• Required work:
Copy each line exactly. Leave nothing out.

• Data to use:
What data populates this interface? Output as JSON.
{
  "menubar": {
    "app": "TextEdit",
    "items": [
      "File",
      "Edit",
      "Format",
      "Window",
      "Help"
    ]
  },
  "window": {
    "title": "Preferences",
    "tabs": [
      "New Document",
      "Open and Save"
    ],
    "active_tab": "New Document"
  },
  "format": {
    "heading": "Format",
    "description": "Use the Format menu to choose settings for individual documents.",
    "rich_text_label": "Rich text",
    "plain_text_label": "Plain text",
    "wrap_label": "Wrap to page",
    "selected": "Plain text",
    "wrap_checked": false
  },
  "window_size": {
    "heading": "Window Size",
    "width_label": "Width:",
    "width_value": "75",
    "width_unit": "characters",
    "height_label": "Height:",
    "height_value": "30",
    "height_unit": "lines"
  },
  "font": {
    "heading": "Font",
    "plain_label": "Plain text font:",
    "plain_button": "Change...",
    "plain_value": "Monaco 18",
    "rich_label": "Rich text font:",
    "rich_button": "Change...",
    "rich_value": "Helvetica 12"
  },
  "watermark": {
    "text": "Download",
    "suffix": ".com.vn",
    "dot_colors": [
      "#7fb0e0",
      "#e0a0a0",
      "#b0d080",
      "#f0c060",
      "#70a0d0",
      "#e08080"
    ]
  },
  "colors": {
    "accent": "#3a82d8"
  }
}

• Answer to this task:
What data populates this interface? Output as JSON.
{
  "menubar": {
    "app": "TextEdit",
    "items": [
      "File",
      "Edit",
      "Format",
      "Window",
      "Help"
    ]
  },
  "window": {
    "title": "Preferences",
    "tabs": [
      "New Document",
      "Open and Save"
    ],
    "active_tab": "New Document"
  },
  "format": {
    "heading": "Format",
    "description": "Use the Format menu to choose settings for individual documents.",
    "rich_text_label": "Rich text",
    "plain_text_label": "Plain text",
    "wrap_label": "Wrap to page",
    "selected": "Plain text",
    "wrap_checked": false
  },
  "window_size": {
    "heading": "Window Size",
    "width_label": "Width:",
    "width_value": "75",
    "width_unit": "characters",
    "height_label": "Height:",
    "height_value": "30",
    "height_unit": "lines"
  },
  "font": {
    "heading": "Font",
    "plain_label": "Plain text font:",
    "plain_button": "Change...",
    "plain_value": "Monaco 18",
    "rich_label": "Rich text font:",
    "rich_button": "Change...",
    "rich_value": "Helvetica 12"
  },
  "watermark": {
    "text": "Download",
    "suffix": ".com.vn",
    "dot_colors": [
      "#7fb0e0",
      "#e0a0a0",
      "#b0d080",
      "#f0c060",
      "#70a0d0",
      "#e08080"
    ]
  },
  "colors": {
    "accent": "#3a82d8"
  }
}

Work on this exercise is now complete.